**Text shown:**
┌────────

7. Nitrate Kisses (1992)
Barbara Hammer‘s Nitrate Kisses is something of a thematic omnibus film, addressing a number of related issues of LGBT representation and discrimination. Ageism within the lesbian community, the oppression of the Hays Code, the possible repression of novelist Willa Cather and a wide variety of other themes are coupled with the warmly presented love-making of four couples. It’s provocative in the best, most intriguing way.
6. The Mouth of the Wolf (2009)
In the Mouth of the Wolf is an unlikely love story set on the windswept coast of Italy. The beautiful romance at its center shines past the darkness of prison and addiction and its images are simultaneously breathtaking and heartbreaking. With a quiet honesty that evokes the fiction films of Joao Pedro Rodrigues and Apichatpong Weerasethakul, Pietro Marcello‘s award-winning documentary is one of the most intriguing films of the last decade.
5. Word Is Out: Stories of Some of Our Lives (1977)
Storytelling and biography are turning out to be an obvious theme of this list. After all, what is culture if not storytelling? Word Is Out is significant enough because of its age, presenting a breadth of LGBT experience all the way back in 1977. Yet its virtue is not merely in the mere act of breaking the silence. These voices have only become more powerful with time, an important connection to a community trying to define itself even before the rupture of the AIDS crisis.
4. The Celluloid Closet (1995)
Both immensely entertaining and crucially eye-opening, The Celluloid Closet is a universally accessible entry point for seeing the world with a set of discerning, intelligent queer eyes. It should be required viewing in every high school in the country, not simply because it teaches media literacy but because it remains compelling proof of the necessity of multiple perspectives on everything from the already queer films on this list to the monoliths of mainstream American culture.
3. Tongues Untied (1989)
Marlon Riggs‘s masterpiece of honest provocation and staggering poetic fire holds up both artistically and socially, as the issues raised in its critique of racial politics within the gay community and our society at large have lost none of their resonance. Alternating between aggressive beauty and magnificent softness, Tongues Untied is as essential now as it ever was.
2. Portrait of Jason (1967)

└────────

**Short exercise 1:**
Give the entry lines from the start of the entries through the line that contains "message-paragraph-account: A Workstation" as a numbered list, leaving out blank lines.

**Stored data:**
┌────────

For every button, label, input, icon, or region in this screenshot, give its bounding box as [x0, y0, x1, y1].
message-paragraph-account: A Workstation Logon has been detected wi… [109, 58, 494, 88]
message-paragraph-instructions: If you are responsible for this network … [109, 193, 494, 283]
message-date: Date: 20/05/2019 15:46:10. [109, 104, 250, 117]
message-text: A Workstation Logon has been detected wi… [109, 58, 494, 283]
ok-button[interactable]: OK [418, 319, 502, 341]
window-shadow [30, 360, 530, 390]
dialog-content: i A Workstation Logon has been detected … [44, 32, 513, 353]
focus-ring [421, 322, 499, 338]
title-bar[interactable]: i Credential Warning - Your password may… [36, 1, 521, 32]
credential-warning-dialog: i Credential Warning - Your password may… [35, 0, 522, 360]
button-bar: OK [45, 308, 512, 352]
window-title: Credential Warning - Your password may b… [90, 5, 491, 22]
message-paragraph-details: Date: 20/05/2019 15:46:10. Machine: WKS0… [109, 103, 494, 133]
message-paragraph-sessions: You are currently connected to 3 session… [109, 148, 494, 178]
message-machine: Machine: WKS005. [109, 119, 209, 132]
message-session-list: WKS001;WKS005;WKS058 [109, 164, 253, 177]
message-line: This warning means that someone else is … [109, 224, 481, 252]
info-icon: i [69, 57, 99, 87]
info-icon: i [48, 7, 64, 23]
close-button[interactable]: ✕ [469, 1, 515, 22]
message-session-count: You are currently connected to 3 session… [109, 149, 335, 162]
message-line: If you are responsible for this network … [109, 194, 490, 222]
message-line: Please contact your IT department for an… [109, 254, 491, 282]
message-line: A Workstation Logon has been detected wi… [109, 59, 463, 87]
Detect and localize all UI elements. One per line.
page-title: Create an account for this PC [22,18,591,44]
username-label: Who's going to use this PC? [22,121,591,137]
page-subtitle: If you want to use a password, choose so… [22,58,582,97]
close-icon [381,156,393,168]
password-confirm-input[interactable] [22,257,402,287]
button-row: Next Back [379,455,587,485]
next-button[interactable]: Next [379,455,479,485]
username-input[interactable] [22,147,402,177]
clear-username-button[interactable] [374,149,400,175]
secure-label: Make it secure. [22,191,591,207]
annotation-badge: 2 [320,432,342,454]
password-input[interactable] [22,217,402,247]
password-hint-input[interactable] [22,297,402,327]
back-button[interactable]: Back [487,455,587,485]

└────────

**Short exercise 2:**
According to the film list, where is The Mouth of the Wolf set?

**Worked answer 1:**
1. For every button, label, input, icon, or region in this screenshot, give its bounding box as [x0, y0, x1, y1].
2. message-paragraph-account: A Workstation Logon has been detected wi… [109, 58, 494, 88]

**Worked answer 2:**
On the windswept coast of Italy.